## What this task involves
Repeat what the lines below say, word for word, and skip every image.
=======
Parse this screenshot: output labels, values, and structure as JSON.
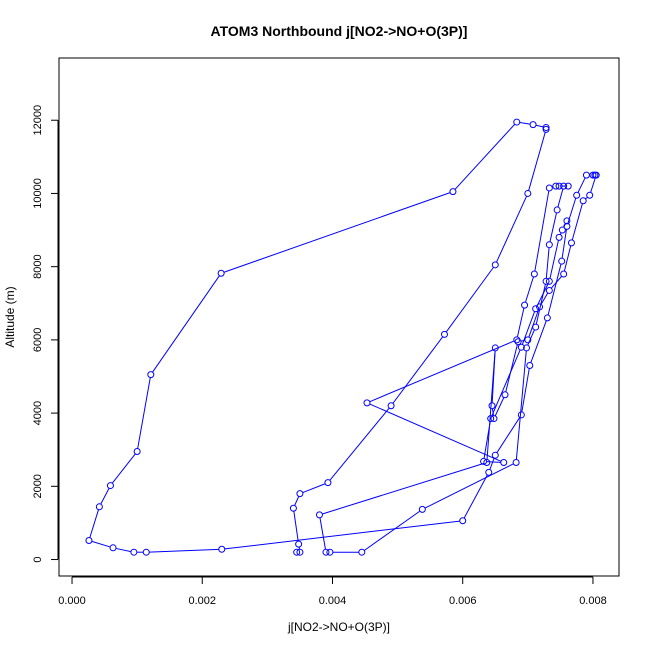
{
  "chart_data": {
    "type": "line",
    "title": "ATOM3 Northbound j[NO2->NO+O(3P)]",
    "xlabel": "j[NO2->NO+O(3P)]",
    "ylabel": "Altitude (m)",
    "xlim": [
      -0.0002,
      0.0084
    ],
    "ylim": [
      -450,
      13700
    ],
    "xticks": [
      0.0,
      0.002,
      0.004,
      0.006,
      0.008
    ],
    "xtick_labels": [
      "0.000",
      "0.002",
      "0.004",
      "0.006",
      "0.008"
    ],
    "yticks": [
      0,
      2000,
      4000,
      6000,
      8000,
      10000,
      12000
    ],
    "ytick_labels": [
      "0",
      "2000",
      "4000",
      "6000",
      "8000",
      "10000",
      "12000"
    ],
    "grid": false,
    "series_color": "#0000ff",
    "markers": "open-circle",
    "series": [
      {
        "x": [
          0.00345,
          0.0035,
          0.00348,
          0.0034,
          0.0035,
          0.00393,
          0.0049,
          0.00572,
          0.0065,
          0.007,
          0.00728,
          0.00728,
          0.00708,
          0.00683,
          0.00585,
          0.00229,
          0.00121,
          0.001,
          0.00059,
          0.00042,
          0.00026,
          0.00063,
          0.00095,
          0.00114,
          0.0023,
          0.006,
          0.0064,
          0.0065,
          0.0069,
          0.00703,
          0.0073,
          0.00752,
          0.0076,
          0.00775,
          0.0079,
          0.008,
          0.00803,
          0.00805,
          0.00795,
          0.00785,
          0.00767,
          0.00755,
          0.00733,
          0.00718,
          0.007,
          0.00685,
          0.00665,
          0.00648,
          0.00645,
          0.0065,
          0.00637,
          0.0038,
          0.0039,
          0.00396,
          0.00445,
          0.00538,
          0.00682,
          0.00698,
          0.00712,
          0.00728,
          0.00733,
          0.00745,
          0.00755,
          0.00762,
          0.00748,
          0.00743,
          0.00733,
          0.0071,
          0.00695,
          0.00683,
          0.00453,
          0.00663,
          0.00632,
          0.00643,
          0.0069,
          0.00712,
          0.00733,
          0.00748,
          0.00753,
          0.0076
        ],
        "y": [
          200,
          200,
          420,
          1400,
          1800,
          2100,
          4200,
          6150,
          8050,
          10000,
          11750,
          11800,
          11880,
          11950,
          10050,
          7820,
          5050,
          2950,
          2020,
          1440,
          520,
          320,
          200,
          200,
          280,
          1060,
          2380,
          2850,
          3950,
          5300,
          6600,
          8150,
          9100,
          9950,
          10500,
          10500,
          10500,
          10500,
          9950,
          9800,
          8650,
          7800,
          7350,
          6900,
          6000,
          5950,
          4500,
          3850,
          4200,
          5780,
          2650,
          1220,
          200,
          200,
          200,
          1370,
          2650,
          5780,
          6350,
          7600,
          8600,
          9550,
          10200,
          10200,
          10200,
          10200,
          10150,
          7800,
          6950,
          6000,
          4280,
          2650,
          2680,
          3850,
          5800,
          6850,
          7600,
          8800,
          9000,
          9250
        ]
      }
    ]
  }
}
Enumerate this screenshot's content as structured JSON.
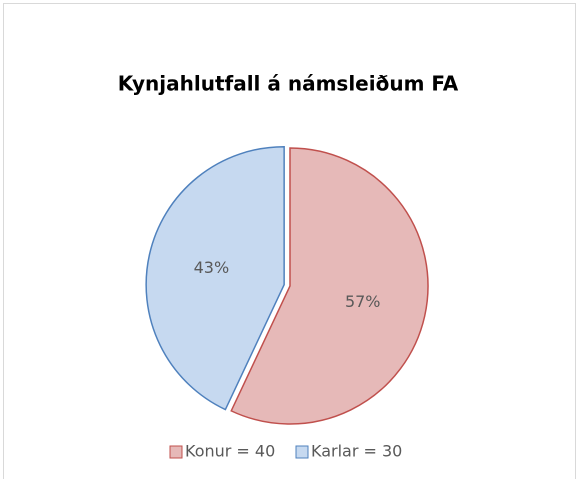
{
  "chart_data": {
    "type": "pie",
    "title": "Kynjahlutfall á námsleiðum FA",
    "categories": [
      "Konur = 40",
      "Karlar = 30"
    ],
    "values": [
      57,
      43
    ],
    "value_labels": [
      "57%",
      "43%"
    ],
    "colors": [
      "#e6b9b8",
      "#c6d9f0"
    ],
    "edge_colors": [
      "#c0504d",
      "#4f81bd"
    ],
    "legend": "bottom"
  }
}
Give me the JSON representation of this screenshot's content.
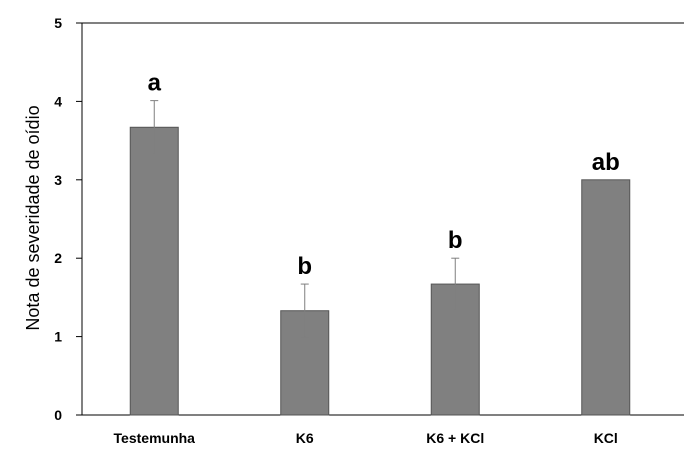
{
  "chart_data": {
    "type": "bar",
    "title": "",
    "xlabel": "",
    "ylabel": "Nota de severidade de oídio",
    "ylim": [
      0,
      5
    ],
    "yticks": [
      "0",
      "1",
      "2",
      "3",
      "4",
      "5"
    ],
    "categories": [
      "Testemunha",
      "K6",
      "K6 + KCl",
      "KCl"
    ],
    "values": [
      3.67,
      1.33,
      1.67,
      3.0
    ],
    "errors": [
      0.34,
      0.34,
      0.33,
      0.0
    ],
    "significance_labels": [
      "a",
      "b",
      "b",
      "ab"
    ],
    "grid": false,
    "colors": {
      "bar": "#808080",
      "bar_edge": "#555555",
      "error_bar": "#7f7f7f",
      "axis": "#000000"
    }
  }
}
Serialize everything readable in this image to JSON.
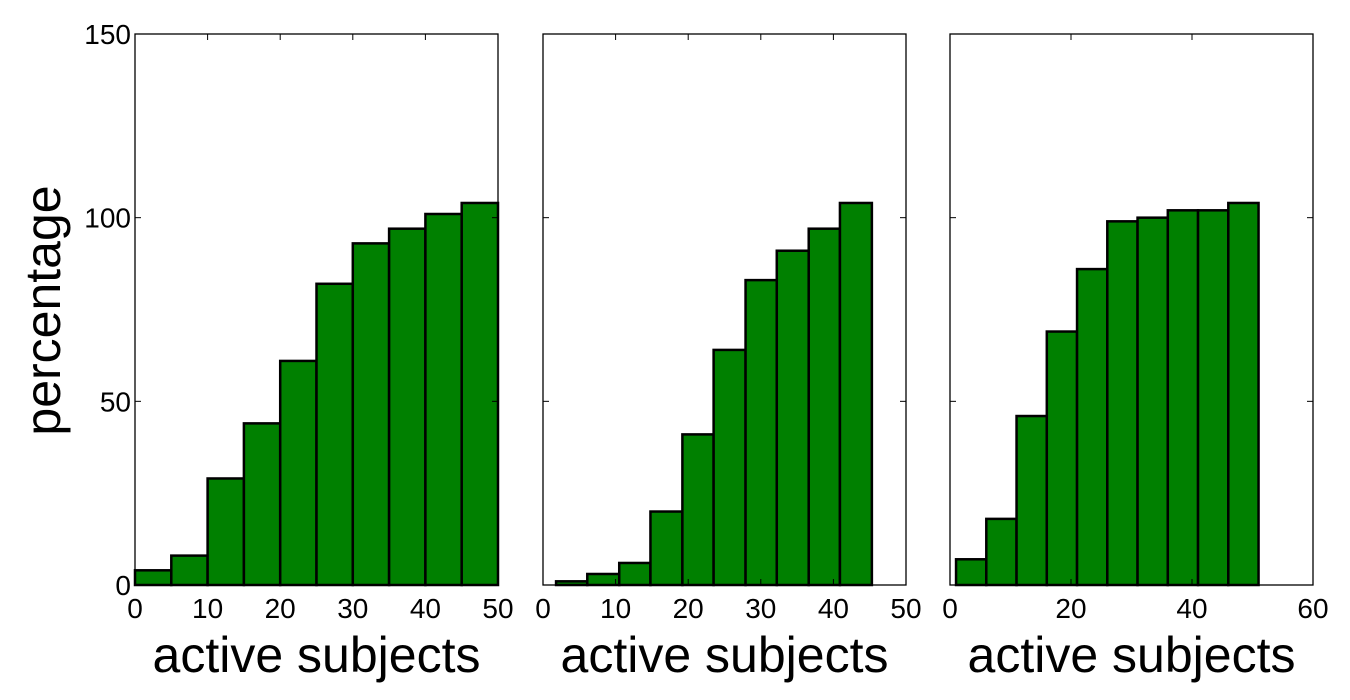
=======
## Answer to this problem
Parse this screenshot: output labels, values, and structure as JSON.
{
  "chart_data": {
    "type": "line",
    "title": "ATOM3 Northbound j[NO2->NO+O(3P)]",
    "xlabel": "j[NO2->NO+O(3P)]",
    "ylabel": "Altitude (m)",
    "xlim": [
      -0.0002,
      0.0084
    ],
    "ylim": [
      -450,
      13700
    ],
    "xticks": [
      0.0,
      0.002,
      0.004,
      0.006,
      0.008
    ],
    "xtick_labels": [
      "0.000",
      "0.002",
      "0.004",
      "0.006",
      "0.008"
    ],
    "yticks": [
      0,
      2000,
      4000,
      6000,
      8000,
      10000,
      12000
    ],
    "ytick_labels": [
      "0",
      "2000",
      "4000",
      "6000",
      "8000",
      "10000",
      "12000"
    ],
    "grid": false,
    "series_color": "#0000ff",
    "markers": "open-circle",
    "series": [
      {
        "x": [
          0.00345,
          0.0035,
          0.00348,
          0.0034,
          0.0035,
          0.00393,
          0.0049,
          0.00572,
          0.0065,
          0.007,
          0.00728,
          0.00728,
          0.00708,
          0.00683,
          0.00585,
          0.00229,
          0.00121,
          0.001,
          0.00059,
          0.00042,
          0.00026,
          0.00063,
          0.00095,
          0.00114,
          0.0023,
          0.006,
          0.0064,
          0.0065,
          0.0069,
          0.00703,
          0.0073,
          0.00752,
          0.0076,
          0.00775,
          0.0079,
          0.008,
          0.00803,
          0.00805,
          0.00795,
          0.00785,
          0.00767,
          0.00755,
          0.00733,
          0.00718,
          0.007,
          0.00685,
          0.00665,
          0.00648,
          0.00645,
          0.0065,
          0.00637,
          0.0038,
          0.0039,
          0.00396,
          0.00445,
          0.00538,
          0.00682,
          0.00698,
          0.00712,
          0.00728,
          0.00733,
          0.00745,
          0.00755,
          0.00762,
          0.00748,
          0.00743,
          0.00733,
          0.0071,
          0.00695,
          0.00683,
          0.00453,
          0.00663,
          0.00632,
          0.00643,
          0.0069,
          0.00712,
          0.00733,
          0.00748,
          0.00753,
          0.0076
        ],
        "y": [
          200,
          200,
          420,
          1400,
          1800,
          2100,
          4200,
          6150,
          8050,
          10000,
          11750,
          11800,
          11880,
          11950,
          10050,
          7820,
          5050,
          2950,
          2020,
          1440,
          520,
          320,
          200,
          200,
          280,
          1060,
          2380,
          2850,
          3950,
          5300,
          6600,
          8150,
          9100,
          9950,
          10500,
          10500,
          10500,
          10500,
          9950,
          9800,
          8650,
          7800,
          7350,
          6900,
          6000,
          5950,
          4500,
          3850,
          4200,
          5780,
          2650,
          1220,
          200,
          200,
          200,
          1370,
          2650,
          5780,
          6350,
          7600,
          8600,
          9550,
          10200,
          10200,
          10200,
          10200,
          10150,
          7800,
          6950,
          6000,
          4280,
          2650,
          2680,
          3850,
          5800,
          6850,
          7600,
          8800,
          9000,
          9250
        ]
      }
    ]
  }
}
Enumerate this screenshot's content as structured JSON.
{
  "chart_data": {
    "type": "pie",
    "title": "Kynjahlutfall á námsleiðum FA",
    "categories": [
      "Konur = 40",
      "Karlar = 30"
    ],
    "values": [
      57,
      43
    ],
    "value_labels": [
      "57%",
      "43%"
    ],
    "colors": [
      "#e6b9b8",
      "#c6d9f0"
    ],
    "edge_colors": [
      "#c0504d",
      "#4f81bd"
    ],
    "legend": "bottom"
  }
}
Give me the JSON representation of this screenshot's content.
{
  "chart_data": {
    "type": "bar",
    "title": "",
    "xlabel": "",
    "ylabel": "Nota de severidade de oídio",
    "ylim": [
      0,
      5
    ],
    "yticks": [
      "0",
      "1",
      "2",
      "3",
      "4",
      "5"
    ],
    "categories": [
      "Testemunha",
      "K6",
      "K6 + KCl",
      "KCl"
    ],
    "values": [
      3.67,
      1.33,
      1.67,
      3.0
    ],
    "errors": [
      0.34,
      0.34,
      0.33,
      0.0
    ],
    "significance_labels": [
      "a",
      "b",
      "b",
      "ab"
    ],
    "grid": false,
    "colors": {
      "bar": "#808080",
      "bar_edge": "#555555",
      "error_bar": "#7f7f7f",
      "axis": "#000000"
    }
  }
}
Serialize everything readable in this image to JSON.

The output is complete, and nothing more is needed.